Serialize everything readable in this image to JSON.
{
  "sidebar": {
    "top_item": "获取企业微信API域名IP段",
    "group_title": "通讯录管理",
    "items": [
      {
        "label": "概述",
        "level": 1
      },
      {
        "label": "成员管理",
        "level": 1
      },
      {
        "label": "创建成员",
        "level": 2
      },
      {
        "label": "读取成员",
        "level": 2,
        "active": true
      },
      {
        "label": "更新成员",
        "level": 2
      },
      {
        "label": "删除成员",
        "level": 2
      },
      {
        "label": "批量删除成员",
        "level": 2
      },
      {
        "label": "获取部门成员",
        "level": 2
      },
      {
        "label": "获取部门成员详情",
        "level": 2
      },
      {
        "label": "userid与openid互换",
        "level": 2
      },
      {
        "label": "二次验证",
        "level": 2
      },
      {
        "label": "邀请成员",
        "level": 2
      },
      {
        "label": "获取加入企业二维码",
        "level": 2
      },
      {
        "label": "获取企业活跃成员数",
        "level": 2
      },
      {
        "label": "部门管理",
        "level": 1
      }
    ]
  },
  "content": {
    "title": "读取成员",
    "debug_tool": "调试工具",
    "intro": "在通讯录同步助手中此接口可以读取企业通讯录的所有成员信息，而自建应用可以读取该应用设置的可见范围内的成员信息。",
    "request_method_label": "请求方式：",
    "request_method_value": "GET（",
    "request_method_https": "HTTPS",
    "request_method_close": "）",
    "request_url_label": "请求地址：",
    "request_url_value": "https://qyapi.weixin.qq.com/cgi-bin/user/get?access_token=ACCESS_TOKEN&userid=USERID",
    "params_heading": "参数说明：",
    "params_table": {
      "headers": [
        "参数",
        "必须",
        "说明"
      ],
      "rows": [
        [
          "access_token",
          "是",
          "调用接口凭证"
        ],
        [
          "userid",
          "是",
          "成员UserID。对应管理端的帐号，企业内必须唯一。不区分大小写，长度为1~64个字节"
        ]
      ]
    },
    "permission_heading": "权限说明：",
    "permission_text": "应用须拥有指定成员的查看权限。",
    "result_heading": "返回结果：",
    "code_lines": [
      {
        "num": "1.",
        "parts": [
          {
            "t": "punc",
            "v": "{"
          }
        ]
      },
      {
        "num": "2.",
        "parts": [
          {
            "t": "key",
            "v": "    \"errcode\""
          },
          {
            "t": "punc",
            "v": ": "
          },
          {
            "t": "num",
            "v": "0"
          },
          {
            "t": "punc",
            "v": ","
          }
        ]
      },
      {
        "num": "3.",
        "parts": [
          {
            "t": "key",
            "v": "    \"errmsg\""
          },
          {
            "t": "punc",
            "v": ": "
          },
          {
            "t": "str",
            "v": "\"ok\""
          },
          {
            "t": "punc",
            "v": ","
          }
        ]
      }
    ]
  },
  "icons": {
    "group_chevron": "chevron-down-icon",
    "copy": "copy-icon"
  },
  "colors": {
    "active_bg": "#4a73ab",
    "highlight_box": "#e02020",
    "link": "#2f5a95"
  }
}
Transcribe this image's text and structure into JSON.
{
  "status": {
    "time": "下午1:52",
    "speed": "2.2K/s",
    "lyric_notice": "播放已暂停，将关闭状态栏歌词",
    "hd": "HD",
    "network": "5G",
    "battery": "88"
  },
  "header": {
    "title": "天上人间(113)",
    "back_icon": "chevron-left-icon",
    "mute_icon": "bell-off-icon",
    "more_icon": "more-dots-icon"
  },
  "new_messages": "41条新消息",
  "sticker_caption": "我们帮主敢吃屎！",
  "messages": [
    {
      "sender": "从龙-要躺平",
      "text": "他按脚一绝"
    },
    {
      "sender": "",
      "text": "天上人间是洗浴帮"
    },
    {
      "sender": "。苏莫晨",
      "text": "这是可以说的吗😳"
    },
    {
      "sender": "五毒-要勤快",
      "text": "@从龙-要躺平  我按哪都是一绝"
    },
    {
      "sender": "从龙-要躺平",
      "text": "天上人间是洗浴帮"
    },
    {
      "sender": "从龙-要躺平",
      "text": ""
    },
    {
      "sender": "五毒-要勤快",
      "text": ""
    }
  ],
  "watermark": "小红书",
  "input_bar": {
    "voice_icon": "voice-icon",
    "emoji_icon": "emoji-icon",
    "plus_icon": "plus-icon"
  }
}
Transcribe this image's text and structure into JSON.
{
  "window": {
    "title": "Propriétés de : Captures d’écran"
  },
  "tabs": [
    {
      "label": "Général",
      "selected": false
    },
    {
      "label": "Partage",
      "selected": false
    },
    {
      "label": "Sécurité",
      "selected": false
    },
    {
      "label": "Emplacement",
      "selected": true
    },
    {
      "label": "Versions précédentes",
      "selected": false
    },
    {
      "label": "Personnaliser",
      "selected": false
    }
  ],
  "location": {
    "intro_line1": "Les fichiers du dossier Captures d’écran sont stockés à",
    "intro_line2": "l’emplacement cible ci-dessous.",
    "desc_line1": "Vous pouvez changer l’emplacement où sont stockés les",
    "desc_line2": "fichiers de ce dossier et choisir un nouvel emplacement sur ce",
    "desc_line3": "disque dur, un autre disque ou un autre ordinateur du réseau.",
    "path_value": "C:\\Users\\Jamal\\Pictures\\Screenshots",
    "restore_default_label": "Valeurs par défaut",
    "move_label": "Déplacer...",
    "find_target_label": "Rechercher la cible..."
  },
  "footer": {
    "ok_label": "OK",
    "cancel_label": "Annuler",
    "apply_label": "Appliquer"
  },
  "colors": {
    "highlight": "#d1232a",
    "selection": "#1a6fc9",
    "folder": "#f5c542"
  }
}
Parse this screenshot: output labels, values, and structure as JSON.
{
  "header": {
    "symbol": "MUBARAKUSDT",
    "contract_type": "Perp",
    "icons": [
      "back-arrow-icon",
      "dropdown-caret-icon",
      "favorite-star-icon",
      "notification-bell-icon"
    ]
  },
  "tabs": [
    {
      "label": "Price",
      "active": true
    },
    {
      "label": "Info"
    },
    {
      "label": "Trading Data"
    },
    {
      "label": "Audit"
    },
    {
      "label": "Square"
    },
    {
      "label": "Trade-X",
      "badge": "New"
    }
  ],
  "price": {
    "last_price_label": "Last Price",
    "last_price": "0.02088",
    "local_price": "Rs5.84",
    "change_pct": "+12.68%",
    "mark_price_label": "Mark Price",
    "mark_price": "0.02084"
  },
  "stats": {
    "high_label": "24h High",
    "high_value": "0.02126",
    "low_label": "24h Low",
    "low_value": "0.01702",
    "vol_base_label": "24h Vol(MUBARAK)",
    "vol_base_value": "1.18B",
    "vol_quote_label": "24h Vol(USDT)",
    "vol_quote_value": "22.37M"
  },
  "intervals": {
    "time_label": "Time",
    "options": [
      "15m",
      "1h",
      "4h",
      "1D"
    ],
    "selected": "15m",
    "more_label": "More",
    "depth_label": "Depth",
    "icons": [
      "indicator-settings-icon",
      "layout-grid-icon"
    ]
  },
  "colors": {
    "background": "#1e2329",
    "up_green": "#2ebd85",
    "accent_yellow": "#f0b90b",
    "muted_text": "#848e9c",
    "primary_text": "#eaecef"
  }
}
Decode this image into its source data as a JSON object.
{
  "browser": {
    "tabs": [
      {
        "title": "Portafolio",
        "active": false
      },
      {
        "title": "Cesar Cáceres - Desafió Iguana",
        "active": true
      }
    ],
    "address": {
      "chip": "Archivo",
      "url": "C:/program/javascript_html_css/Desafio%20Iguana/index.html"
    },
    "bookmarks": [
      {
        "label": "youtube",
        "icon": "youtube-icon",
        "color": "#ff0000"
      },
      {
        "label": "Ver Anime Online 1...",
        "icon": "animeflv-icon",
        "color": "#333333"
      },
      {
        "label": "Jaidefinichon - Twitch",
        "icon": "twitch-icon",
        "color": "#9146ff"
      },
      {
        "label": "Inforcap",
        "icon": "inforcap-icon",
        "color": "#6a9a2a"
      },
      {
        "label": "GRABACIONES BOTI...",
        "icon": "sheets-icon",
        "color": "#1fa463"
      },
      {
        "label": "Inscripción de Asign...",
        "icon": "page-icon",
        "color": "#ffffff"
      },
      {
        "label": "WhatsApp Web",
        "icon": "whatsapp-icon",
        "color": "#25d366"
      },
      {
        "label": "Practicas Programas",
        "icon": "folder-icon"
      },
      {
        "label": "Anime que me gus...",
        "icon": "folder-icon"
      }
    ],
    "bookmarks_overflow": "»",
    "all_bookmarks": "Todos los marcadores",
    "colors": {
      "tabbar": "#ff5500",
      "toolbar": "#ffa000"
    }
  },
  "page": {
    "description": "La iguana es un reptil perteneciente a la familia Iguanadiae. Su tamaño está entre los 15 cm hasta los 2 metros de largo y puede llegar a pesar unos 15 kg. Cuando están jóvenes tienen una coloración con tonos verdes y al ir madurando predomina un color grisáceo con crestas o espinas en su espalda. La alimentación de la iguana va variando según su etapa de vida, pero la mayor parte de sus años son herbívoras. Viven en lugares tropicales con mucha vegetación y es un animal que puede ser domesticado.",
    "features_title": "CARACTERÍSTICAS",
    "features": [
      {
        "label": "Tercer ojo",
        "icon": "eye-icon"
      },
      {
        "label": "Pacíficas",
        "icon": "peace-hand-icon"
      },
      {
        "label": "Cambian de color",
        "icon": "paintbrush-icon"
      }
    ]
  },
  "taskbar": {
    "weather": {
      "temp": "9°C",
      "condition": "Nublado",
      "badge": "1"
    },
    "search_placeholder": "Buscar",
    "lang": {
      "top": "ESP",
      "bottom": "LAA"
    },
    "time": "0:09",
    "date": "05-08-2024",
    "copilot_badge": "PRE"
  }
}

| Aim |
Pull out every line of the entries that includes the word "JSON".

| Solution for this exercise |
Serialize everything readable in this image to JSON.
Transcribe this image's text and structure into JSON.
Transcribe this image's text and structure into JSON.
Parse this screenshot: output labels, values, and structure as JSON.
Decode this image into its source data as a JSON object.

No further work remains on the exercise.